Selected text |

It is with Summerson’s ‘time-accelerator’ model in mind that I imagine a traversal across the cultivated fields of occidental master building – navigating a surprisingly variegated landscape of architectural endeavour. Like our ballooning historian, I am also alert to meaningful patterns. But this is a textural journey. Literally. I’m on the ground, where I want to be, traversing pavements, not one mile in the air. I try to meet with distinctive buildings, to sample the delights of those metaphorical cultivations of husbandmen like Halvard Solness in Ibsen’s dramatic fiction … It’s my own Grand Tour and, like the young William Chambers, I even enjoy diversions to other, exotic architectural cultures.[3] The principal part of my journey takes me from the dauntingly massive, sun-bleached trabeations of Egypt and Greece, past the self-celebratory, vaulted splendours of Rome toward ethereal Gothic tracery and walls of glass kissed by soft grey northern skies. I come across the morning glories of Renaissance exuberance and find a smile elicited by Baroque dynamism basking in the heat of an Italian summer … But, already, the sun is clouded by intermittent gritty fogs and the portend of violent storms: I find myself among the edifices of an awesome Machine Age, where an elusive cosmopolitan flåneur can be spotted slinking though the diversity of a sometimes exhilarating, sometimes brutalised landscape of building works. And then: an astounding and multifarious architectural bloom spreads across a contemporary landscape in every direction, into all kinds of nooks and crannies …

Finally, I reach an impenetrable haze. A way-sign nailed to a wretched tree points forward, toward the promise of ‘a mix of the present plus enhanced features and options’. But the cranky hand of some contrary sentiment has aggressively employed white graffiti in an attempt at obliterative censure. Perplexed, I pause to reflect upon my journey. Indubitably, like Hilda Wangel, the femme fatale of Ibsen’s drama, I confess to having sometimes heard the air bear a melodic song … And the familiar simile of culture as cultivation comes to mind. However, it occurs to me that the work of each generation of husbandmen (and, until recently, they invariably are men) enjoys a peculiar structural similarity: circumstances and conditions alter, often dramatically, but the fundamental creative challenge peculiarly endures. The metaphorical methods of this husbandry might change and the crops might vary, but core issues and challenges appear to subsist as familiar considerations struggling for unrelenting reinvention and redefinition. Everything mutates, but it is the continuities that now intrigue me.

Written instruction A |
Condense the paragraph of the passage on architectural history that begins "Finally, I reach an impenetrable haze" into a short bulleted list that keeps its main facts.

Supplied data |
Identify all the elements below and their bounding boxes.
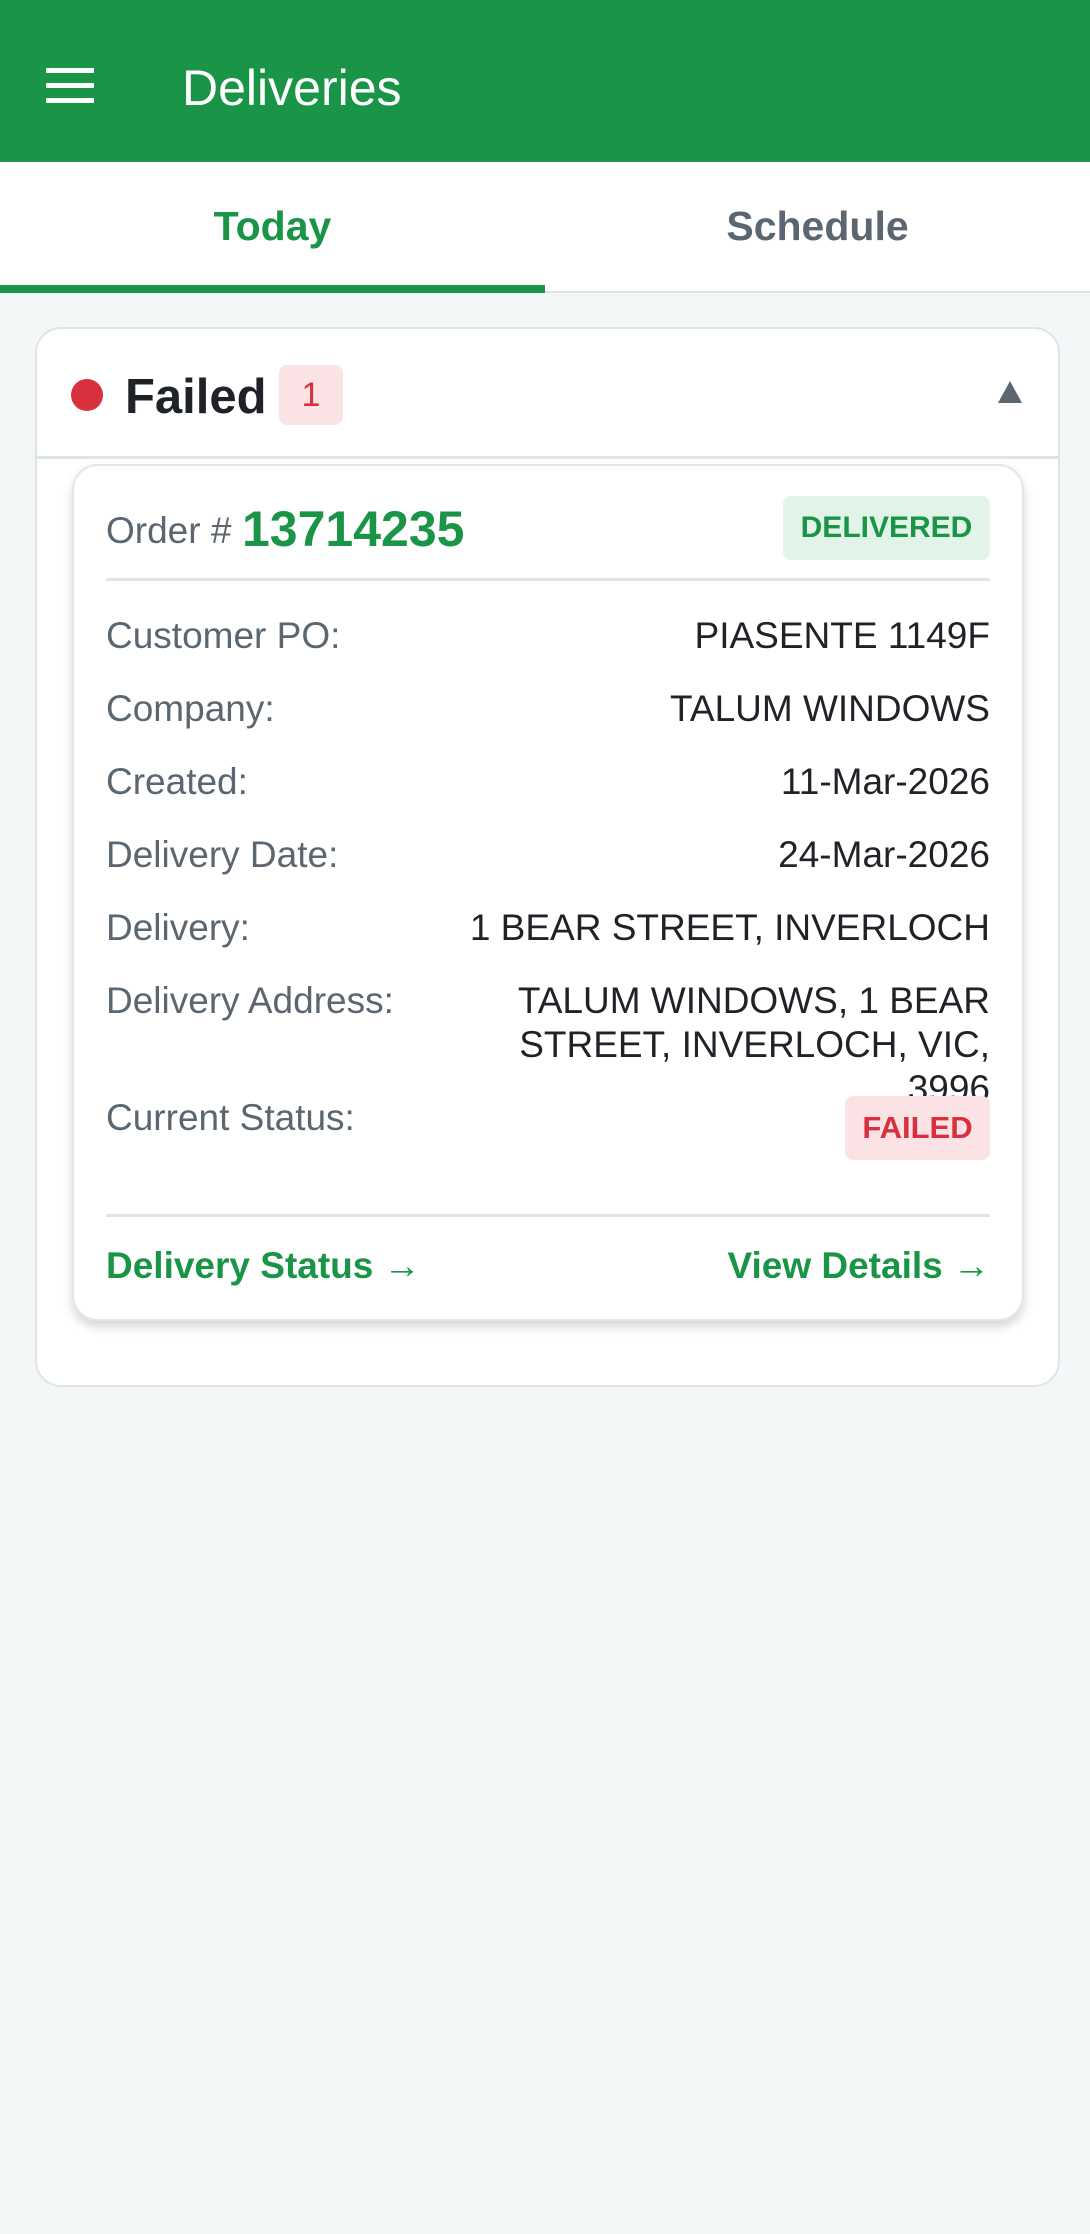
delivery-address-value: TALUM WINDOWS, 1 BEAR STREET, INVERLOCH,… (517, 980, 990, 1109)
collapse-triangle-icon[interactable] (998, 381, 1022, 403)
failed-status-badge: FAILED (845, 1096, 990, 1160)
created-value: 11-Mar-2026 (780, 761, 990, 802)
delivery-date-label: Delivery Date: (106, 834, 339, 875)
hamburger-menu-icon[interactable] (46, 68, 96, 104)
status-dot-icon (71, 379, 103, 411)
order-card: Order # 13714235 DELIVERED Customer PO: … (72, 464, 1024, 1321)
customer-po-value: PIASENTE 1149F (694, 615, 990, 656)
app-bar: Deliveries (0, 0, 1090, 162)
customer-po-label: Customer PO: (106, 615, 341, 656)
tab-today[interactable]: Today (0, 162, 545, 293)
company-value: TALUM WINDOWS (670, 688, 990, 729)
page-title: Deliveries (182, 60, 402, 116)
card-divider (106, 1214, 990, 1217)
view-details-link[interactable]: View Details → (727, 1244, 990, 1288)
delivered-badge: DELIVERED (783, 496, 990, 560)
group-title: Failed (125, 370, 267, 424)
company-label: Company: (106, 688, 275, 729)
delivery-status-link[interactable]: Delivery Status → (106, 1244, 421, 1288)
delivery-value: 1 BEAR STREET, INVERLOCH (469, 907, 990, 948)
current-status-label: Current Status: (106, 1097, 355, 1138)
order-header: Order # 13714235 DELIVERED (106, 496, 990, 581)
tab-bar: Today Schedule (0, 162, 1090, 293)
order-prefix: Order # (106, 510, 232, 551)
tab-schedule[interactable]: Schedule (545, 162, 1090, 291)
count-badge: 1 (279, 365, 343, 425)
created-label: Created: (106, 761, 248, 802)
order-number: 13714235 (242, 501, 465, 557)
delivery-date-value: 24-Mar-2026 (778, 834, 990, 875)
failed-group: Failed 1 Order # 13714235 DELIVERED Cust… (35, 327, 1060, 1387)
delivery-address-label: Delivery Address: (106, 980, 394, 1021)
delivery-label: Delivery: (106, 907, 250, 948)
failed-group-header[interactable]: Failed 1 (37, 329, 1058, 459)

Written instruction B |
From the rows, extract the part that opens with the line containing "delivery-address-value: TALUM WINDOWS, 1" and closes with the line containing "delivery-address-label: Delivery Address: (106, 980, 394, 1021)", reproducing every line in that span without changes.

Correct answer A |
- The journey ends at an impenetrable haze, where a way-sign nailed to a wretched tree points toward "a mix of the present plus enhanced features and options."
- Someone has aggressively tried to obliterate the sign with white graffiti.
- Perplexed, the narrator pauses to reflect on the journey. Like Hilda Wangel in Ibsen's drama, the narrator confesses to sometimes having heard the air bear a melodic song.
- The familiar simile of culture as cultivation comes to mind.
- The work of each generation of husbandmen (until recently, always men) shares a structural similarity: circumstances change, often dramatically, but the fundamental creative challenge endures.
- Methods and crops may vary, but core issues and challenges persist and demand unrelenting reinvention and redefinition.
- Everything mutates, but the continuities are what now intrigue the narrator.

Correct answer B |
delivery-address-value: TALUM WINDOWS, 1 BEAR STREET, INVERLOCH,… (517, 980, 990, 1109)
collapse-triangle-icon[interactable] (998, 381, 1022, 403)
failed-status-badge: FAILED (845, 1096, 990, 1160)
created-value: 11-Mar-2026 (780, 761, 990, 802)
delivery-date-label: Delivery Date: (106, 834, 339, 875)
hamburger-menu-icon[interactable] (46, 68, 96, 104)
status-dot-icon (71, 379, 103, 411)
order-card: Order # 13714235 DELIVERED Customer PO: … (72, 464, 1024, 1321)
customer-po-value: PIASENTE 1149F (694, 615, 990, 656)
app-bar: Deliveries (0, 0, 1090, 162)
customer-po-label: Customer PO: (106, 615, 341, 656)
tab-today[interactable]: Today (0, 162, 545, 293)
company-value: TALUM WINDOWS (670, 688, 990, 729)
page-title: Deliveries (182, 60, 402, 116)
card-divider (106, 1214, 990, 1217)
view-details-link[interactable]: View Details → (727, 1244, 990, 1288)
delivered-badge: DELIVERED (783, 496, 990, 560)
group-title: Failed (125, 370, 267, 424)
company-label: Company: (106, 688, 275, 729)
delivery-status-link[interactable]: Delivery Status → (106, 1244, 421, 1288)
delivery-value: 1 BEAR STREET, INVERLOCH (469, 907, 990, 948)
current-status-label: Current Status: (106, 1097, 355, 1138)
order-header: Order # 13714235 DELIVERED (106, 496, 990, 581)
tab-bar: Today Schedule (0, 162, 1090, 293)
order-prefix: Order # (106, 510, 232, 551)
tab-schedule[interactable]: Schedule (545, 162, 1090, 291)
count-badge: 1 (279, 365, 343, 425)
created-label: Created: (106, 761, 248, 802)
order-number: 13714235 (242, 501, 465, 557)
delivery-date-value: 24-Mar-2026 (778, 834, 990, 875)
failed-group: Failed 1 Order # 13714235 DELIVERED Cust… (35, 327, 1060, 1387)
delivery-address-label: Delivery Address: (106, 980, 394, 1021)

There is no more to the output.